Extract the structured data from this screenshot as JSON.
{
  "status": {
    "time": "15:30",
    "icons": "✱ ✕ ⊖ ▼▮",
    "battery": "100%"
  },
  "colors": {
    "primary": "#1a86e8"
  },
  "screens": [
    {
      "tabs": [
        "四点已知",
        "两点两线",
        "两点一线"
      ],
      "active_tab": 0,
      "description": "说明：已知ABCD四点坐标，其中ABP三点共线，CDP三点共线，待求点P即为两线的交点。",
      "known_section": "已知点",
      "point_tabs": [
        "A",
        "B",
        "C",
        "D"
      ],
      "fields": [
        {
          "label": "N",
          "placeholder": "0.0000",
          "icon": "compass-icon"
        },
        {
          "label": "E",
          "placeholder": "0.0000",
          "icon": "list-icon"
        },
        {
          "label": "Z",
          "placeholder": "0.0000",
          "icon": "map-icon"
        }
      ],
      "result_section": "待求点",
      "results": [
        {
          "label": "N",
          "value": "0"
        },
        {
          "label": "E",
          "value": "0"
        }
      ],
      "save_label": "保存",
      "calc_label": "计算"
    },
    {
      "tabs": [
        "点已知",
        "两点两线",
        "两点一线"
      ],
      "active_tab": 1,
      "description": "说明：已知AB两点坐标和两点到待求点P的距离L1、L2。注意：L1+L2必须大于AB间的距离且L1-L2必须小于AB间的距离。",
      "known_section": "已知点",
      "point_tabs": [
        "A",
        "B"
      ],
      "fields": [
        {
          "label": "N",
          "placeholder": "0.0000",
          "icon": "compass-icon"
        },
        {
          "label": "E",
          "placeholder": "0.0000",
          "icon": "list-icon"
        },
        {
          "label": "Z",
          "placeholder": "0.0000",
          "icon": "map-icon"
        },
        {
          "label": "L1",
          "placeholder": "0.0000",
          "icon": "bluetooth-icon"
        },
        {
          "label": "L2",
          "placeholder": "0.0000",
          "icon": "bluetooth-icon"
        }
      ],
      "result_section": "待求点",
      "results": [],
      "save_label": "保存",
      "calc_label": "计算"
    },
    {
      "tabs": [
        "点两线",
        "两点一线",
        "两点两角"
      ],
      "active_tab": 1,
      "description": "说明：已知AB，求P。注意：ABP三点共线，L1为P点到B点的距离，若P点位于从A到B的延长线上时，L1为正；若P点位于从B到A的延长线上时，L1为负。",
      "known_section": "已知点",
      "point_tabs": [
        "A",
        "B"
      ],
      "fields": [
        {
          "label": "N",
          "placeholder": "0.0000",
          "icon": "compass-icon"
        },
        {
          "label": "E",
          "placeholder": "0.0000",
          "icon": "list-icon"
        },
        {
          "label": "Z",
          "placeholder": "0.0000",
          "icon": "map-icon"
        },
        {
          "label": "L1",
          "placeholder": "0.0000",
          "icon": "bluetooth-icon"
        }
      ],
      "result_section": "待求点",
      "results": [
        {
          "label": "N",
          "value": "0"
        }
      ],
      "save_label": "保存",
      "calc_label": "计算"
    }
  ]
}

===============

■ WORK TO DO ■
Reproduce the full listing above, character for character.

■ RESULT OF THIS EXERCISE ■
Extract the structured data from this screenshot as JSON.
{
  "status": {
    "time": "15:30",
    "icons": "✱ ✕ ⊖ ▼▮",
    "battery": "100%"
  },
  "colors": {
    "primary": "#1a86e8"
  },
  "screens": [
    {
      "tabs": [
        "四点已知",
        "两点两线",
        "两点一线"
      ],
      "active_tab": 0,
      "description": "说明：已知ABCD四点坐标，其中ABP三点共线，CDP三点共线，待求点P即为两线的交点。",
      "known_section": "已知点",
      "point_tabs": [
        "A",
        "B",
        "C",
        "D"
      ],
      "fields": [
        {
          "label": "N",
          "placeholder": "0.0000",
          "icon": "compass-icon"
        },
        {
          "label": "E",
          "placeholder": "0.0000",
          "icon": "list-icon"
        },
        {
          "label": "Z",
          "placeholder": "0.0000",
          "icon": "map-icon"
        }
      ],
      "result_section": "待求点",
      "results": [
        {
          "label": "N",
          "value": "0"
        },
        {
          "label": "E",
          "value": "0"
        }
      ],
      "save_label": "保存",
      "calc_label": "计算"
    },
    {
      "tabs": [
        "点已知",
        "两点两线",
        "两点一线"
      ],
      "active_tab": 1,
      "description": "说明：已知AB两点坐标和两点到待求点P的距离L1、L2。注意：L1+L2必须大于AB间的距离且L1-L2必须小于AB间的距离。",
      "known_section": "已知点",
      "point_tabs": [
        "A",
        "B"
      ],
      "fields": [
        {
          "label": "N",
          "placeholder": "0.0000",
          "icon": "compass-icon"
        },
        {
          "label": "E",
          "placeholder": "0.0000",
          "icon": "list-icon"
        },
        {
          "label": "Z",
          "placeholder": "0.0000",
          "icon": "map-icon"
        },
        {
          "label": "L1",
          "placeholder": "0.0000",
          "icon": "bluetooth-icon"
        },
        {
          "label": "L2",
          "placeholder": "0.0000",
          "icon": "bluetooth-icon"
        }
      ],
      "result_section": "待求点",
      "results": [],
      "save_label": "保存",
      "calc_label": "计算"
    },
    {
      "tabs": [
        "点两线",
        "两点一线",
        "两点两角"
      ],
      "active_tab": 1,
      "description": "说明：已知AB，求P。注意：ABP三点共线，L1为P点到B点的距离，若P点位于从A到B的延长线上时，L1为正；若P点位于从B到A的延长线上时，L1为负。",
      "known_section": "已知点",
      "point_tabs": [
        "A",
        "B"
      ],
      "fields": [
        {
          "label": "N",
          "placeholder": "0.0000",
          "icon": "compass-icon"
        },
        {
          "label": "E",
          "placeholder": "0.0000",
          "icon": "list-icon"
        },
        {
          "label": "Z",
          "placeholder": "0.0000",
          "icon": "map-icon"
        },
        {
          "label": "L1",
          "placeholder": "0.0000",
          "icon": "bluetooth-icon"
        }
      ],
      "result_section": "待求点",
      "results": [
        {
          "label": "N",
          "value": "0"
        }
      ],
      "save_label": "保存",
      "calc_label": "计算"
    }
  ]
}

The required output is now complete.